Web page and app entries
==============================

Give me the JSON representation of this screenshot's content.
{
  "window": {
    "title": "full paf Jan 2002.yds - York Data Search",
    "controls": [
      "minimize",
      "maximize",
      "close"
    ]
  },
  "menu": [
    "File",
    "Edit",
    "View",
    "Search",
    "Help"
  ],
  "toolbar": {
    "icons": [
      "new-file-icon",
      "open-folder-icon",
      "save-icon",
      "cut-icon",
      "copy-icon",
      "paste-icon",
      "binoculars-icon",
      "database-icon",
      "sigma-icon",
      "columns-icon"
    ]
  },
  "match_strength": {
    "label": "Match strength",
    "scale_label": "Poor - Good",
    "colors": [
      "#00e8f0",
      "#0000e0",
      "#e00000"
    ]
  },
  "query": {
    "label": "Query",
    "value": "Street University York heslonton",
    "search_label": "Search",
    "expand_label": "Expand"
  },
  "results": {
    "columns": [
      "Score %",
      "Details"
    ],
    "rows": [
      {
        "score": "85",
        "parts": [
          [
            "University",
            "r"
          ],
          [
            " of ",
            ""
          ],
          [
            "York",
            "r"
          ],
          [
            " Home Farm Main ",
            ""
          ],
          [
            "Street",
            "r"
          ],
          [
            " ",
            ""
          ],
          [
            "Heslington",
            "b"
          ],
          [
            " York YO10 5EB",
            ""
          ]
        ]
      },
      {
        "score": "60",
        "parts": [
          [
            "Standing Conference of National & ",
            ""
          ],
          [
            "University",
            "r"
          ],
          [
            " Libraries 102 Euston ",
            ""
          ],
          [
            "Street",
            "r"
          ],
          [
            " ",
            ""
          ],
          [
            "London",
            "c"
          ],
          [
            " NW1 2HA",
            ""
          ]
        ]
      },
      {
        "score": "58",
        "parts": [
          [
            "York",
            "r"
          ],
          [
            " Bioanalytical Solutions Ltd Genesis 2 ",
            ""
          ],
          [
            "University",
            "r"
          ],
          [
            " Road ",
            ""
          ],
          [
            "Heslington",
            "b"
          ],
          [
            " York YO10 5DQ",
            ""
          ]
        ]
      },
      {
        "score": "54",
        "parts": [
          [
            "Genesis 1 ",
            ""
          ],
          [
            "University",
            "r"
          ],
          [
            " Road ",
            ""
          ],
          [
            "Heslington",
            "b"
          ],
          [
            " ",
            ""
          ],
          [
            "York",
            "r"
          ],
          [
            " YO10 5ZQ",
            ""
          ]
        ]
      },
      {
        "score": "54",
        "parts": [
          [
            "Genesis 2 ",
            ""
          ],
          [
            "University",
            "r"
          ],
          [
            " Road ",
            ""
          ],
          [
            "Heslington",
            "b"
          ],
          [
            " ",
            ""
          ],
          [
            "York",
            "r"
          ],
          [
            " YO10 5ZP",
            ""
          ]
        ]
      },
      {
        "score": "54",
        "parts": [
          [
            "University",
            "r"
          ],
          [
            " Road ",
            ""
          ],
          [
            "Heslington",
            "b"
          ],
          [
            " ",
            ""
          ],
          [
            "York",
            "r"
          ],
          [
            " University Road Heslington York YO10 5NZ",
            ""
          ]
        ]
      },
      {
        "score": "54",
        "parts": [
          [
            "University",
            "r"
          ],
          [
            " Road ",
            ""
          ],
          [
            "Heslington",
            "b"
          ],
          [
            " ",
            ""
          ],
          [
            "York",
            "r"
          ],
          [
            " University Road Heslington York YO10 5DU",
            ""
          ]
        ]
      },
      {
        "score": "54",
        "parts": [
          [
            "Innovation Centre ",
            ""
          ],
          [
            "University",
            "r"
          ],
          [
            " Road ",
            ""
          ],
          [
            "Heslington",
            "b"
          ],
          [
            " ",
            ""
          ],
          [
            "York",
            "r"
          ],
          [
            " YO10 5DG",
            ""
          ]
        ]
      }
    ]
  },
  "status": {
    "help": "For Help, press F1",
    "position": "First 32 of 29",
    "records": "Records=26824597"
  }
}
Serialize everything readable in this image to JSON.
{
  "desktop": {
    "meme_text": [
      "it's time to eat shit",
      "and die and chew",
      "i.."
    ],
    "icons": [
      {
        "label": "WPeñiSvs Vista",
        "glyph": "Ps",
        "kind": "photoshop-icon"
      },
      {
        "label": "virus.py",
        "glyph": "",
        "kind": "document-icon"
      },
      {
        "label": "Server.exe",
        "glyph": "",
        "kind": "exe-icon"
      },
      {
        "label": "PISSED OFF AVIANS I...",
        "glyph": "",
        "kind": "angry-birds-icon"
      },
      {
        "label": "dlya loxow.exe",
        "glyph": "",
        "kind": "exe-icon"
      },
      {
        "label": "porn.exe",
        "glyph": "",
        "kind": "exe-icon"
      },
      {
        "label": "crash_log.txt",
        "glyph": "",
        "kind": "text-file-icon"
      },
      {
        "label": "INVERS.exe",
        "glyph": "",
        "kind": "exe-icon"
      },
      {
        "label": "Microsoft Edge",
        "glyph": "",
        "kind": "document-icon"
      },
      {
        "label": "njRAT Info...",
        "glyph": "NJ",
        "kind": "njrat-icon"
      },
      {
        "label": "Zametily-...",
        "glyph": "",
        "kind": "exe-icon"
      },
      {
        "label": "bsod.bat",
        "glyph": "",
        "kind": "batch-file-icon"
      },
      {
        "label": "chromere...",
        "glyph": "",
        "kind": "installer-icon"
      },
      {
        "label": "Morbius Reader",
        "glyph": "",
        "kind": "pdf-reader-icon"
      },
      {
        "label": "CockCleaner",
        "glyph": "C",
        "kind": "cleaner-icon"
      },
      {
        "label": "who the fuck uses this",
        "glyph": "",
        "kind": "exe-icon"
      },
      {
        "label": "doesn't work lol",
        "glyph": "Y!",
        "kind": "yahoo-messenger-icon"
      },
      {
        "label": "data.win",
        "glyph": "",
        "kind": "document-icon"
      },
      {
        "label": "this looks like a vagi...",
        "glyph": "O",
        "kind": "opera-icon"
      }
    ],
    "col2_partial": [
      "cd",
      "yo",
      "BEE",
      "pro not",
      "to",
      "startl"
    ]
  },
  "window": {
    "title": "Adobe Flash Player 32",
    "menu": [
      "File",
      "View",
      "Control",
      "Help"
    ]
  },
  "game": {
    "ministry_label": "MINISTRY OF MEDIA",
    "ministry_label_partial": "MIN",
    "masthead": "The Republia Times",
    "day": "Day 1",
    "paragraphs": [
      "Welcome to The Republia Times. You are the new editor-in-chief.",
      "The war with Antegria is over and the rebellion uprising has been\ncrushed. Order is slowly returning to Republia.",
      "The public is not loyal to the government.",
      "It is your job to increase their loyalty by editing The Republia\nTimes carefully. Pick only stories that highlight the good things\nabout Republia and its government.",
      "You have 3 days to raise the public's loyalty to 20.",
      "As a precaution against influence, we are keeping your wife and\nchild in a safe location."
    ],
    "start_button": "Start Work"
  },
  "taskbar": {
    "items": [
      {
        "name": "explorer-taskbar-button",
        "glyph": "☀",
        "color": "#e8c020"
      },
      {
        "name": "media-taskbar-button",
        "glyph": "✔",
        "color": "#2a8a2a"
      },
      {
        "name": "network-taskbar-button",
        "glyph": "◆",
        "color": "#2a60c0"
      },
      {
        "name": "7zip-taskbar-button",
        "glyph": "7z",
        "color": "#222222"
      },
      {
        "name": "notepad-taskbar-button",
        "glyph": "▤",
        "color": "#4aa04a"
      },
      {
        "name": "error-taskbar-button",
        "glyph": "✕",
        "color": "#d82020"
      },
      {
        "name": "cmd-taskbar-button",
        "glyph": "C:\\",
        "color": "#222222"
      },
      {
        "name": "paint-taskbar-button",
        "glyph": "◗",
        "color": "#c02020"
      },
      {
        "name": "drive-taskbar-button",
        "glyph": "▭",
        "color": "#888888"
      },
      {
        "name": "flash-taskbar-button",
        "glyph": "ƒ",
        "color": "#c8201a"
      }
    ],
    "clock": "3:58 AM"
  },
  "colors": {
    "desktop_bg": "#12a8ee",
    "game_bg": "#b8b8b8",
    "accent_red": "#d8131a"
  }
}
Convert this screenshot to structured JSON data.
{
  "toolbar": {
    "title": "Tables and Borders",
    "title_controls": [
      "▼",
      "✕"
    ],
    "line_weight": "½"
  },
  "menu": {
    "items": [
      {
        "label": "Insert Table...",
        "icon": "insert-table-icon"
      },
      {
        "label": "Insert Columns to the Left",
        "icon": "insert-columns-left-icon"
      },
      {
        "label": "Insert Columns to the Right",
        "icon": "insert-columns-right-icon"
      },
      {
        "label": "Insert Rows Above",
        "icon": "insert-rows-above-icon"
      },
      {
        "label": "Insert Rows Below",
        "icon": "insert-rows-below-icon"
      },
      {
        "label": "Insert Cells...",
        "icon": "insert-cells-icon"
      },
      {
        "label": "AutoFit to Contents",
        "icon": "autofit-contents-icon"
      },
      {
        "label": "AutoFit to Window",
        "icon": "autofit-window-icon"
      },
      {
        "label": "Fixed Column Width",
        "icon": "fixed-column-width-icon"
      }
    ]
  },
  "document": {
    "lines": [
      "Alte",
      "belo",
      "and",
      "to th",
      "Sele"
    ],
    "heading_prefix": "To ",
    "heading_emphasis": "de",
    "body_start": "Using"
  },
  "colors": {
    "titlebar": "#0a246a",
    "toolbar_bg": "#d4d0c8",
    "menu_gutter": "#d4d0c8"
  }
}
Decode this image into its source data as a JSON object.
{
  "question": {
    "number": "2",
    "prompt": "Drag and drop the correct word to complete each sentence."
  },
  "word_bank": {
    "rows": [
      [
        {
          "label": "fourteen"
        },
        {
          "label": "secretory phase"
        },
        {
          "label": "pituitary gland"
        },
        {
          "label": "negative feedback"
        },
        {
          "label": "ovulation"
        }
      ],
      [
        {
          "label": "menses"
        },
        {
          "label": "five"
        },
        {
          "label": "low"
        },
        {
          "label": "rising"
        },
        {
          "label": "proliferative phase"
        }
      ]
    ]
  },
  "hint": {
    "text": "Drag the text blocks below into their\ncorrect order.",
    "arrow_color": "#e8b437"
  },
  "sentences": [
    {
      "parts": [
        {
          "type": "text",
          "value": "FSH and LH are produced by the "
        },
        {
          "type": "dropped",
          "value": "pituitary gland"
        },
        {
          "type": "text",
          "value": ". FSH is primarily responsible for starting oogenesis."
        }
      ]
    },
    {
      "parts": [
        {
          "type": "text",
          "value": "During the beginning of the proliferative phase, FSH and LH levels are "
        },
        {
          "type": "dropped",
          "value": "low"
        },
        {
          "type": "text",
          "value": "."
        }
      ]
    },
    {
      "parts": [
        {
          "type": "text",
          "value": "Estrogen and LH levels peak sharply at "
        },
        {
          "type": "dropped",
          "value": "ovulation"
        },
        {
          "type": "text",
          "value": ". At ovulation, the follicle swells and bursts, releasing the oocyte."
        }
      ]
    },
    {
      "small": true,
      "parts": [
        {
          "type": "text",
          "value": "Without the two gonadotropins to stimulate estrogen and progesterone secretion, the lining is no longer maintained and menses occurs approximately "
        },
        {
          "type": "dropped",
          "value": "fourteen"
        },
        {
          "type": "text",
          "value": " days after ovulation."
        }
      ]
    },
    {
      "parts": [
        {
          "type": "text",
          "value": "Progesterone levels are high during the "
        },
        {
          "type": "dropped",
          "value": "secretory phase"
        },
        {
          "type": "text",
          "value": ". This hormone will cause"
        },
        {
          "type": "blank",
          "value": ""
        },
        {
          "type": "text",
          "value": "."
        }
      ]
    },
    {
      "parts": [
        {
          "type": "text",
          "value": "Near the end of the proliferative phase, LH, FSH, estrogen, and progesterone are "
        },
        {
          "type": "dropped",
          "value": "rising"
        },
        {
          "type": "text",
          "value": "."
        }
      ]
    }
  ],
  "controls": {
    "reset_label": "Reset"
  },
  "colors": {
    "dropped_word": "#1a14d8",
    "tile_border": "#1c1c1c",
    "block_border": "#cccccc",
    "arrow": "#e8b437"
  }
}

==============================

## TASK GOAL
Where a line of the records holds the word "secretory", copy that line.

## RESULT OF THE TASK
          "label": "secretory phase"
          "value": "secretory phase"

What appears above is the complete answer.